Short problem: Output the material exactly, but drop every image it holds.

Collection entries:
** START **

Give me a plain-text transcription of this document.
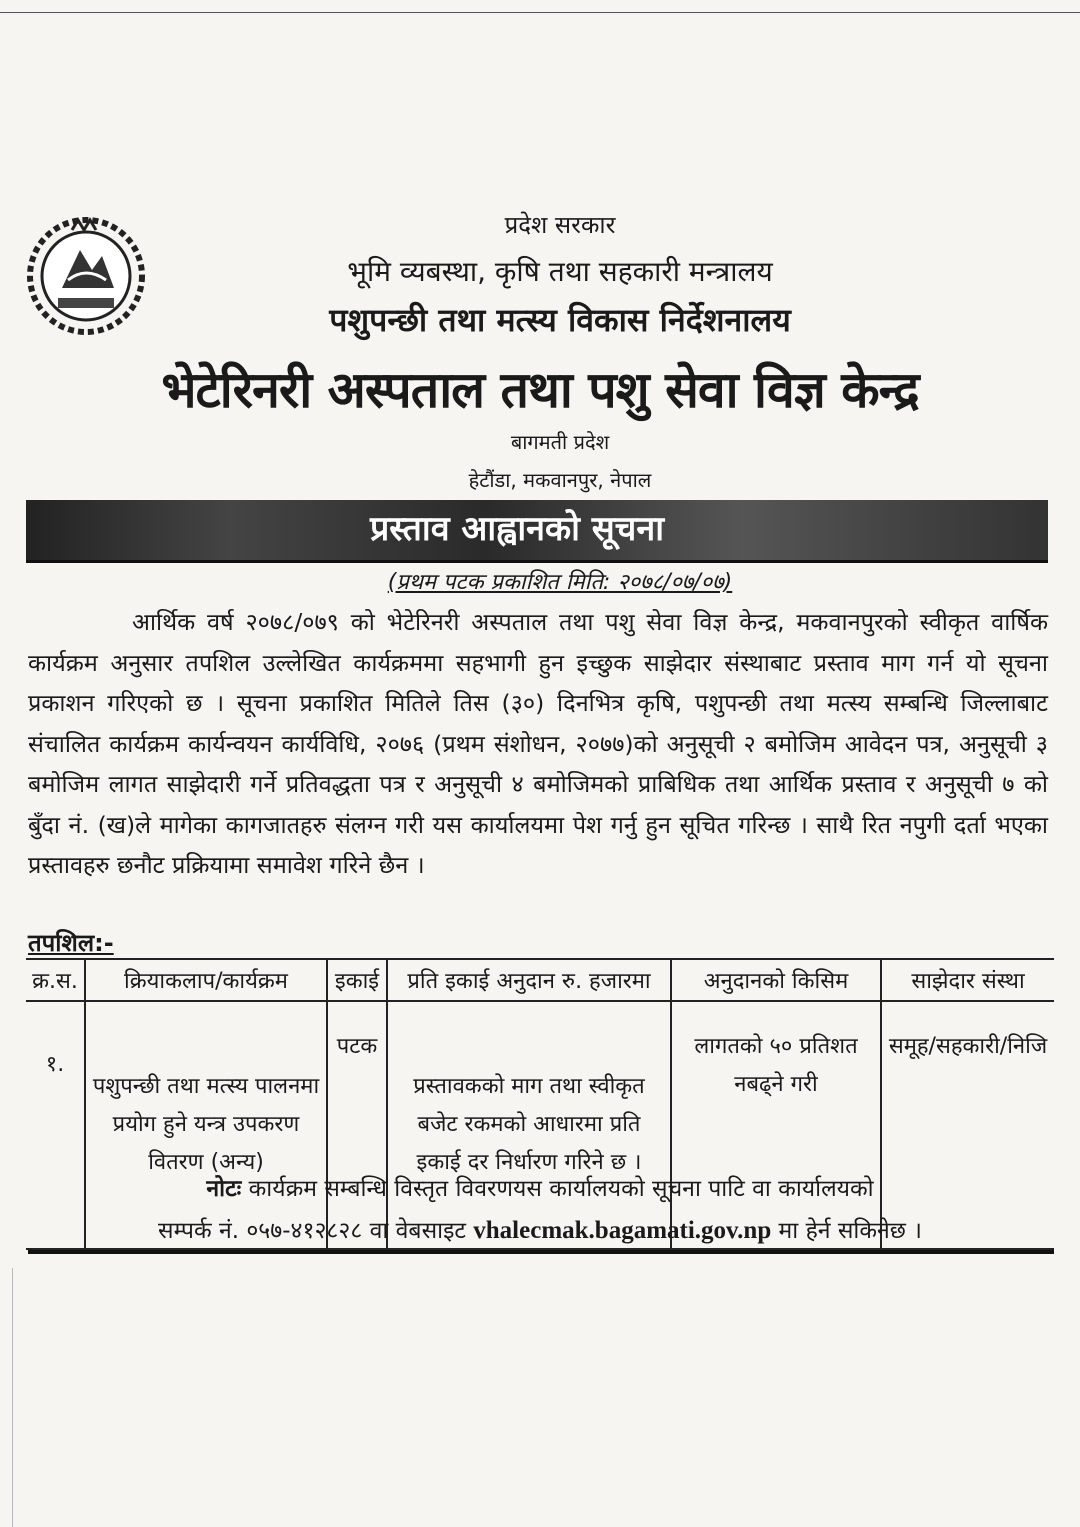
प्रदेश सरकार
भूमि व्यबस्था, कृषि तथा सहकारी मन्त्रालय
पशुपन्छी तथा मत्स्य विकास निर्देशनालय
भेटेरिनरी अस्पताल तथा पशु सेवा विज्ञ केन्द्र
बागमती प्रदेश
हेटौंडा, मकवानपुर, नेपाल
प्रस्ताव आह्वानको सूचना
(प्रथम पटक प्रकाशित मिति: २०७८/०७/०७)
आर्थिक वर्ष २०७८/०७९ को भेटेरिनरी अस्पताल तथा पशु सेवा विज्ञ केन्द्र, मकवानपुरको स्वीकृत वार्षिक कार्यक्रम अनुसार तपशिल उल्लेखित कार्यक्रममा सहभागी हुन इच्छुक साझेदार संस्थाबाट प्रस्ताव माग गर्न यो सूचना प्रकाशन गरिएको छ । सूचना प्रकाशित मितिले तिस (३०) दिनभित्र कृषि, पशुपन्छी तथा मत्स्य सम्बन्धि जिल्लाबाट संचालित कार्यक्रम कार्यन्वयन कार्यविधि, २०७६ (प्रथम संशोधन, २०७७)को अनुसूची २ बमोजिम आवेदन पत्र, अनुसूची ३ बमोजिम लागत साझेदारी गर्ने प्रतिवद्धता पत्र र अनुसूची ४ बमोजिमको प्राबिधिक तथा आर्थिक प्रस्ताव र अनुसूची ७ को बुँदा नं. (ख)ले मागेका कागजातहरु संलग्न गरी यस कार्यालयमा पेश गर्नु हुन सूचित गरिन्छ । साथै रित नपुगी दर्ता भएका प्रस्तावहरु छनौट प्रक्रियामा समावेश गरिने छैन ।
तपशिल:-
क्र.स.	क्रियाकलाप/कार्यक्रम	इकाई	प्रति इकाई अनुदान रु. हजारमा	अनुदानको किसिम	साझेदार संस्था
१.	पशुपन्छी तथा मत्स्य पालनमा प्रयोग हुने यन्त्र उपकरण वितरण (अन्य)	पटक	प्रस्तावकको माग तथा स्वीकृत बजेट रकमको आधारमा प्रति इकाई दर निर्धारण गरिने छ ।	लागतको ५० प्रतिशत नबढ्ने गरी	समूह/सहकारी/निजि
नोटः कार्यक्रम सम्बन्धि विस्तृत विवरणयस कार्यालयको सूचना पाटि वा कार्यालयको
सम्पर्क नं. ०५७-४१२८२८ वा वेबसाइट vhalecmak.bagamati.gov.np मा हेर्न सकिनेछ ।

** END **

Complete response:
Give me a plain-text transcription of this document.
प्रदेश सरकार
भूमि व्यबस्था, कृषि तथा सहकारी मन्त्रालय
पशुपन्छी तथा मत्स्य विकास निर्देशनालय
भेटेरिनरी अस्पताल तथा पशु सेवा विज्ञ केन्द्र
बागमती प्रदेश
हेटौंडा, मकवानपुर, नेपाल
प्रस्ताव आह्वानको सूचना
(प्रथम पटक प्रकाशित मिति: २०७८/०७/०७)
आर्थिक वर्ष २०७८/०७९ को भेटेरिनरी अस्पताल तथा पशु सेवा विज्ञ केन्द्र, मकवानपुरको स्वीकृत वार्षिक कार्यक्रम अनुसार तपशिल उल्लेखित कार्यक्रममा सहभागी हुन इच्छुक साझेदार संस्थाबाट प्रस्ताव माग गर्न यो सूचना प्रकाशन गरिएको छ । सूचना प्रकाशित मितिले तिस (३०) दिनभित्र कृषि, पशुपन्छी तथा मत्स्य सम्बन्धि जिल्लाबाट संचालित कार्यक्रम कार्यन्वयन कार्यविधि, २०७६ (प्रथम संशोधन, २०७७)को अनुसूची २ बमोजिम आवेदन पत्र, अनुसूची ३ बमोजिम लागत साझेदारी गर्ने प्रतिवद्धता पत्र र अनुसूची ४ बमोजिमको प्राबिधिक तथा आर्थिक प्रस्ताव र अनुसूची ७ को बुँदा नं. (ख)ले मागेका कागजातहरु संलग्न गरी यस कार्यालयमा पेश गर्नु हुन सूचित गरिन्छ । साथै रित नपुगी दर्ता भएका प्रस्तावहरु छनौट प्रक्रियामा समावेश गरिने छैन ।
तपशिल:-
क्र.स.	क्रियाकलाप/कार्यक्रम	इकाई	प्रति इकाई अनुदान रु. हजारमा	अनुदानको किसिम	साझेदार संस्था
१.	पशुपन्छी तथा मत्स्य पालनमा प्रयोग हुने यन्त्र उपकरण वितरण (अन्य)	पटक	प्रस्तावकको माग तथा स्वीकृत बजेट रकमको आधारमा प्रति इकाई दर निर्धारण गरिने छ ।	लागतको ५० प्रतिशत नबढ्ने गरी	समूह/सहकारी/निजि
नोटः कार्यक्रम सम्बन्धि विस्तृत विवरणयस कार्यालयको सूचना पाटि वा कार्यालयको
सम्पर्क नं. ०५७-४१२८२८ वा वेबसाइट vhalecmak.bagamati.gov.np मा हेर्न सकिनेछ ।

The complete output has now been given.